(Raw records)
##############################
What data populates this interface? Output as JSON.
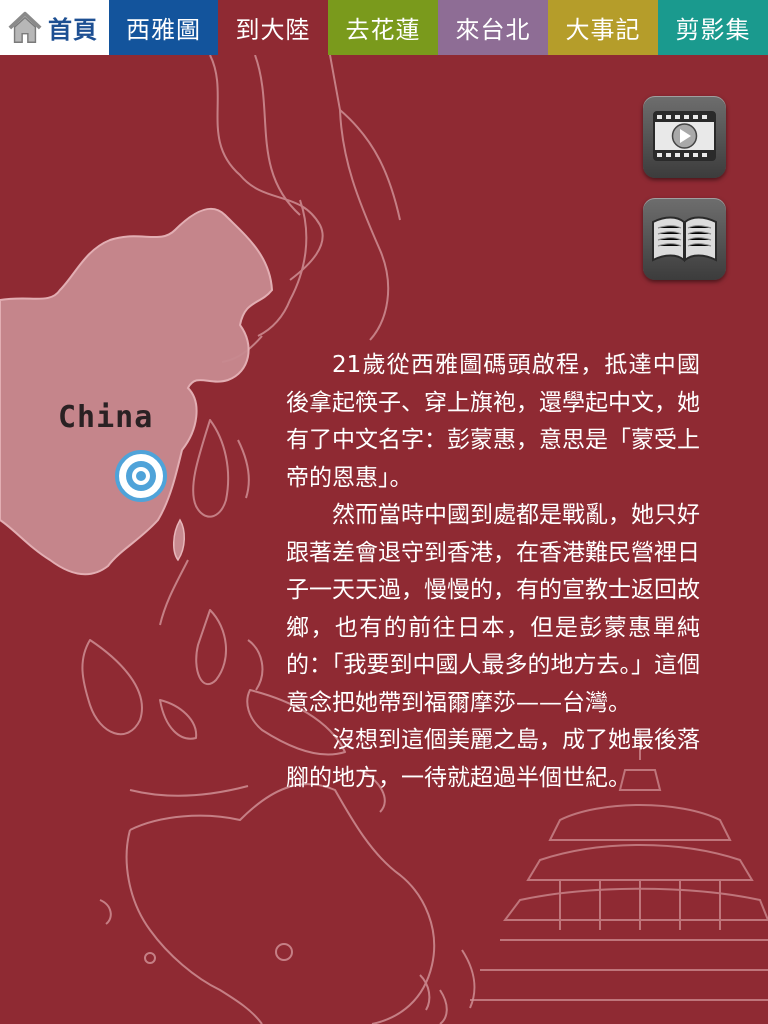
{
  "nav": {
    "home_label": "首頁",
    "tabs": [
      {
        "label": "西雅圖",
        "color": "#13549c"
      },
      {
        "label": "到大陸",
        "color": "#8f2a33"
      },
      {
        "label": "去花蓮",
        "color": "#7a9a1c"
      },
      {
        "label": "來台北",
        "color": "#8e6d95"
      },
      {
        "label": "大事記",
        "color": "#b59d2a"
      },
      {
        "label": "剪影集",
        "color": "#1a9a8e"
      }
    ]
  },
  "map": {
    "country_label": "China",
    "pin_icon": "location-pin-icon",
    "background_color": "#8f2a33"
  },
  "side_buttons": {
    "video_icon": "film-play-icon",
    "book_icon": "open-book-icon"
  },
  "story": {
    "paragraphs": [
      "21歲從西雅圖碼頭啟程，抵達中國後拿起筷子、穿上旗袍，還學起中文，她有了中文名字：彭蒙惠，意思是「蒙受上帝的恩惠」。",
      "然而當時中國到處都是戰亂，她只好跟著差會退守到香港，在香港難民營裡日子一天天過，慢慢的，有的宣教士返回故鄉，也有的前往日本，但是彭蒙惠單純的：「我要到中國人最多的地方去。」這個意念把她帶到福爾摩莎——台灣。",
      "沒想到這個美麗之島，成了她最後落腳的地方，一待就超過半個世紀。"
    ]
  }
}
##############################
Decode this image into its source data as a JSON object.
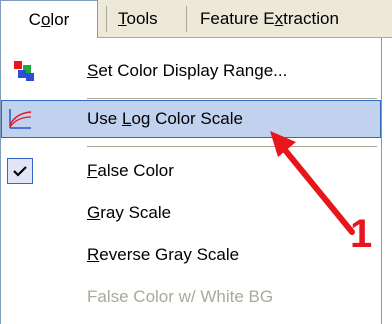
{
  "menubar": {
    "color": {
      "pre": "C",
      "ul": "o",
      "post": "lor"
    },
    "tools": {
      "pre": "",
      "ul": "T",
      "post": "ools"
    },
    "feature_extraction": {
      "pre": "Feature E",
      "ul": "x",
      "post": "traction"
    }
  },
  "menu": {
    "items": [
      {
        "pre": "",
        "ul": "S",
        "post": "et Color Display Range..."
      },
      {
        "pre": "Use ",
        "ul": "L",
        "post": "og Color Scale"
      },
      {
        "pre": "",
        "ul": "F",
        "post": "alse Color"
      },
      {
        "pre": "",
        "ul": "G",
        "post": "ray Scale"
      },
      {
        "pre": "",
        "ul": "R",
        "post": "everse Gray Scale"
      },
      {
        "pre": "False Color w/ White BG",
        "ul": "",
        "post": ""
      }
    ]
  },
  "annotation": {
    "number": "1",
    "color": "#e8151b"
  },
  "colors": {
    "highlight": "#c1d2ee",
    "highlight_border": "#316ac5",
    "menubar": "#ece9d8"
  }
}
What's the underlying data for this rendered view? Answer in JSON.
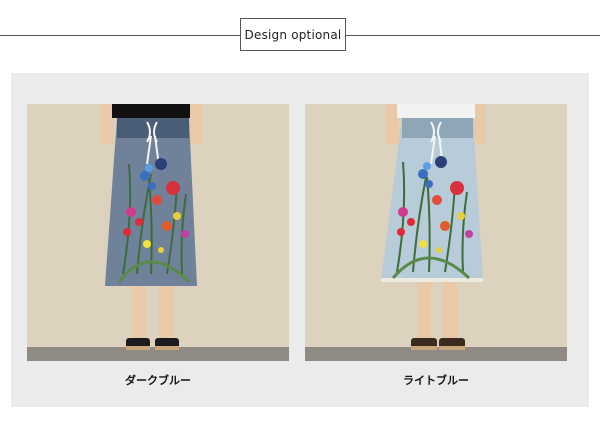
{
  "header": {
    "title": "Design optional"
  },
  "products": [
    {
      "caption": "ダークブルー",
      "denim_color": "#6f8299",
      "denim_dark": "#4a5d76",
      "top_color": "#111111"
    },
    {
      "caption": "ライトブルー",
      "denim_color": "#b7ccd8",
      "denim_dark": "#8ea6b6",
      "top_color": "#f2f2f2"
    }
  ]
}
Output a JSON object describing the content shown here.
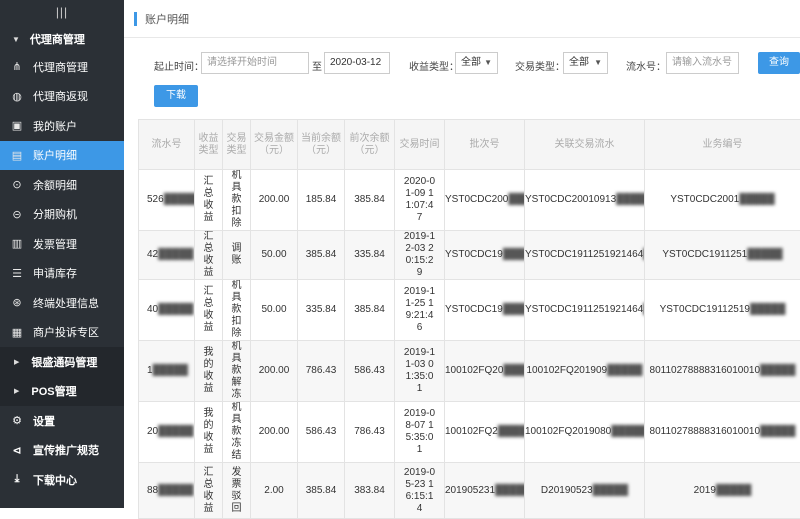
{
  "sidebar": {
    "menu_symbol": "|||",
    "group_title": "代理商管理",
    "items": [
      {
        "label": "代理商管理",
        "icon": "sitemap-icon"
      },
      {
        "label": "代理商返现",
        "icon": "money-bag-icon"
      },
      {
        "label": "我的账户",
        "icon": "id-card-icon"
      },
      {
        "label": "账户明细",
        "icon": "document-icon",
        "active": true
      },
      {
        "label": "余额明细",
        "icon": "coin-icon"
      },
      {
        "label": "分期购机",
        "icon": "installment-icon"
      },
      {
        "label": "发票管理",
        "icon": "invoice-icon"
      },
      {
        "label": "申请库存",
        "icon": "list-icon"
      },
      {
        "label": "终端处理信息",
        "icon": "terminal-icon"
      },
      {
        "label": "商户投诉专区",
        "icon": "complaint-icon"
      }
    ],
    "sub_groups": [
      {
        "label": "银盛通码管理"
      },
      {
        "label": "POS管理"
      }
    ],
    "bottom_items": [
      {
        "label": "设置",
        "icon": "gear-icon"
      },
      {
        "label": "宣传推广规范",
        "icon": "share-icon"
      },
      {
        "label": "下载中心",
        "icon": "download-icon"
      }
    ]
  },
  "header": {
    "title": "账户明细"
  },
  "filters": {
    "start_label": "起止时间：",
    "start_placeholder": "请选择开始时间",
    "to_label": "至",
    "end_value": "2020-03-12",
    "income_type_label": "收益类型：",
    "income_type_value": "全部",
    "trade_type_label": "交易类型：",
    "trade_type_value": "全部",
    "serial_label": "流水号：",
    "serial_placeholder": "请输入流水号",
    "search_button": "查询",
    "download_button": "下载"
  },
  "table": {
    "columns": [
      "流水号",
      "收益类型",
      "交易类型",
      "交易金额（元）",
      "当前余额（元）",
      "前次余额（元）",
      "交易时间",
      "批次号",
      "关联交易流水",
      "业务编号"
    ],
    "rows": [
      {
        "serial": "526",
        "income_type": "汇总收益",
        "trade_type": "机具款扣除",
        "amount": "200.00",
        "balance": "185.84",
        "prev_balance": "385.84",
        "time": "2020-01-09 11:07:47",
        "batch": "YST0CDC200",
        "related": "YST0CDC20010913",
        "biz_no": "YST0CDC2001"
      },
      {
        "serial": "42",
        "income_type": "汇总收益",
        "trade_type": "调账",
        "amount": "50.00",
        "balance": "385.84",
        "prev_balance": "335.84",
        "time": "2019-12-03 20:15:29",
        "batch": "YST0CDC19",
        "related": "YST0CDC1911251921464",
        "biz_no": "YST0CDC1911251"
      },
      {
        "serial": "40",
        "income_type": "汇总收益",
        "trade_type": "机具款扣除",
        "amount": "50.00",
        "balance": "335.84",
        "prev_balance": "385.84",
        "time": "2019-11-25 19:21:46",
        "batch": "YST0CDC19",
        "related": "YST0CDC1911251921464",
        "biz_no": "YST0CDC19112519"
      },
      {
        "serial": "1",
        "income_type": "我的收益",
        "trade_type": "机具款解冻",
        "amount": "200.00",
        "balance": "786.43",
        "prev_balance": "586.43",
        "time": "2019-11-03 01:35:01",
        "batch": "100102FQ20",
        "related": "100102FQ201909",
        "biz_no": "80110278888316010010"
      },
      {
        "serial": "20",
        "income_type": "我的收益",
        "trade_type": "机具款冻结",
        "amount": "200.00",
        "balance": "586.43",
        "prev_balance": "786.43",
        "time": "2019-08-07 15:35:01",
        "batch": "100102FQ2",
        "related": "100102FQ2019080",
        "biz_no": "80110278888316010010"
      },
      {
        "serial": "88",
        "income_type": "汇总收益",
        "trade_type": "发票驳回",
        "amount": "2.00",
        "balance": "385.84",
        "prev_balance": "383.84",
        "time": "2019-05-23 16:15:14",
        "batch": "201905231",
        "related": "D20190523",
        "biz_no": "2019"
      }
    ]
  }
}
##############################
## Task to carry out
Only lines with the word "data" are wanted, so copy each one from the records.

## Task response
What data populates this interface? Output as JSON.
Decode this image into its source data as a JSON object.
What's the underlying data for this rendered view? Answer in JSON.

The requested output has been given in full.